Problem to solve:
Scan the lines below for the string "december" and copy every one that has it.

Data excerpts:
☆ ☆ ☆

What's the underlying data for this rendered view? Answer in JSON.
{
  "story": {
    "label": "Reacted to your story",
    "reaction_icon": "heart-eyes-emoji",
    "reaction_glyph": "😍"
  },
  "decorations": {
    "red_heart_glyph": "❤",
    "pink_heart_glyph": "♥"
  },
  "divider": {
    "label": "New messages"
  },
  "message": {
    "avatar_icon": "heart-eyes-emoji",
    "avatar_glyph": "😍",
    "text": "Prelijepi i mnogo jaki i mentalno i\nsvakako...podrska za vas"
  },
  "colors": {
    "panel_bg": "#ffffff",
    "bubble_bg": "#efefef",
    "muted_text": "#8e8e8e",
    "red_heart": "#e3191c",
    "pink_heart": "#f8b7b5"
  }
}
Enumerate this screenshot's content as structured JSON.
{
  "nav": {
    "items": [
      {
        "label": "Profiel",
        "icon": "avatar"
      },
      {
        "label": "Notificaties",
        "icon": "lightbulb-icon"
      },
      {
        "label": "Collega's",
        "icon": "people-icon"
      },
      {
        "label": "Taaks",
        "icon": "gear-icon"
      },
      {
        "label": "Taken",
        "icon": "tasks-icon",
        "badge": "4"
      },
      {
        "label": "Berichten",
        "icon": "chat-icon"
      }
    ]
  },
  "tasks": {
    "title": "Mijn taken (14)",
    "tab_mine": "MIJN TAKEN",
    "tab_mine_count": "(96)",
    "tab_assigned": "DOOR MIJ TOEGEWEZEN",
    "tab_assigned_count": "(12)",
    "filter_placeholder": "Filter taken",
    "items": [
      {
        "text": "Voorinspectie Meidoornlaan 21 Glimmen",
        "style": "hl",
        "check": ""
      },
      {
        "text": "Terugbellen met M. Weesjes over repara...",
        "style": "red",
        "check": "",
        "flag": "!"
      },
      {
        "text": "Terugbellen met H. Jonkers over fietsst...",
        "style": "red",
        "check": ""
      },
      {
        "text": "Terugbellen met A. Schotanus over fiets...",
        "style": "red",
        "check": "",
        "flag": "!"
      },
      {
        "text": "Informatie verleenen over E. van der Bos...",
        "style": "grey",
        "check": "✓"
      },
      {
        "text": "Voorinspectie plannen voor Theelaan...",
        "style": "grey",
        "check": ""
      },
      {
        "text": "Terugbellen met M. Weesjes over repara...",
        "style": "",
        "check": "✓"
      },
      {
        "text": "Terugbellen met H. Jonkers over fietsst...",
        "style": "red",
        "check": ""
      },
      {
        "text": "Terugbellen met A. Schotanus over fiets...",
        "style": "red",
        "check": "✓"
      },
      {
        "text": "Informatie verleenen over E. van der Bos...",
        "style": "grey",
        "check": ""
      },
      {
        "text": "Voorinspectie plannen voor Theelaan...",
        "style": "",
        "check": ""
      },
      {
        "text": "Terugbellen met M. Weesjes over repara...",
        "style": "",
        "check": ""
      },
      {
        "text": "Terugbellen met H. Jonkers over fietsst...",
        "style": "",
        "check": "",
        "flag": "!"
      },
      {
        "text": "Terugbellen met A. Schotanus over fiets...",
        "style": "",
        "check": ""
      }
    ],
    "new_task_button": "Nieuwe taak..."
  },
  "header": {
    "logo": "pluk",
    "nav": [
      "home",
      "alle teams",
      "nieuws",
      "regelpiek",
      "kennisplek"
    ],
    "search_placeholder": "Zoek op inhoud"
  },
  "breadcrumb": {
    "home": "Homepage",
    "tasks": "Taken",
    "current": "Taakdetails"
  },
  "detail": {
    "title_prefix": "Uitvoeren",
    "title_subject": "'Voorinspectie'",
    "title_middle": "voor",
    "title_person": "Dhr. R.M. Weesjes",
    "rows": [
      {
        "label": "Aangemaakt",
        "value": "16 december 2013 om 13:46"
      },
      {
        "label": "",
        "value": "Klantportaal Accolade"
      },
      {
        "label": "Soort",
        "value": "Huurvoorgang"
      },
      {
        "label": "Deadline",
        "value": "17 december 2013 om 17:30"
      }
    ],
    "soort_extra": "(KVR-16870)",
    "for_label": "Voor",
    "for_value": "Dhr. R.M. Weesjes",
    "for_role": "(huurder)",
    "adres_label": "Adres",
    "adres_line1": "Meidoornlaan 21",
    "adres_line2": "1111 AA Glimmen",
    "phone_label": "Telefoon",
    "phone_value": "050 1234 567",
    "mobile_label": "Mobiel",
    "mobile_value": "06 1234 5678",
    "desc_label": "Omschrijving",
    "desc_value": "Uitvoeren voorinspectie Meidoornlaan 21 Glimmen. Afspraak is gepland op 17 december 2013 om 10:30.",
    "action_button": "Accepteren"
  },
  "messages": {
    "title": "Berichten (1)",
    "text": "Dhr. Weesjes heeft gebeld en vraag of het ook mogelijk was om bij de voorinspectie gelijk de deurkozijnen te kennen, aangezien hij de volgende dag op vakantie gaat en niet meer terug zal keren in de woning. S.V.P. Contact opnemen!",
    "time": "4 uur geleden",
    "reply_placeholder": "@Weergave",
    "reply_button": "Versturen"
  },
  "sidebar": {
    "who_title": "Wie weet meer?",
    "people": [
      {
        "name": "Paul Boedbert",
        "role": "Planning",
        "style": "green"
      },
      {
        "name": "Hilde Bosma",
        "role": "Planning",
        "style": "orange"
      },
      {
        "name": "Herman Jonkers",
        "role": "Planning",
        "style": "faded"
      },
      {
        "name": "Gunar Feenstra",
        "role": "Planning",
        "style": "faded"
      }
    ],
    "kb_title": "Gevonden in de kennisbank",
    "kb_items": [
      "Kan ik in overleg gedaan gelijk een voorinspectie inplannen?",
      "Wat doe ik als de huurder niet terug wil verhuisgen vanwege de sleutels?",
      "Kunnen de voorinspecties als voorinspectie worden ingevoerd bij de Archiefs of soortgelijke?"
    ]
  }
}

☆ ☆ ☆

Complete answer:
        "value": "16 december 2013 om 13:46"
        "value": "17 december 2013 om 17:30"
    "desc_value": "Uitvoeren voorinspectie Meidoornlaan 21 Glimmen. Afspraak is gepland op 17 december 2013 om 10:30.",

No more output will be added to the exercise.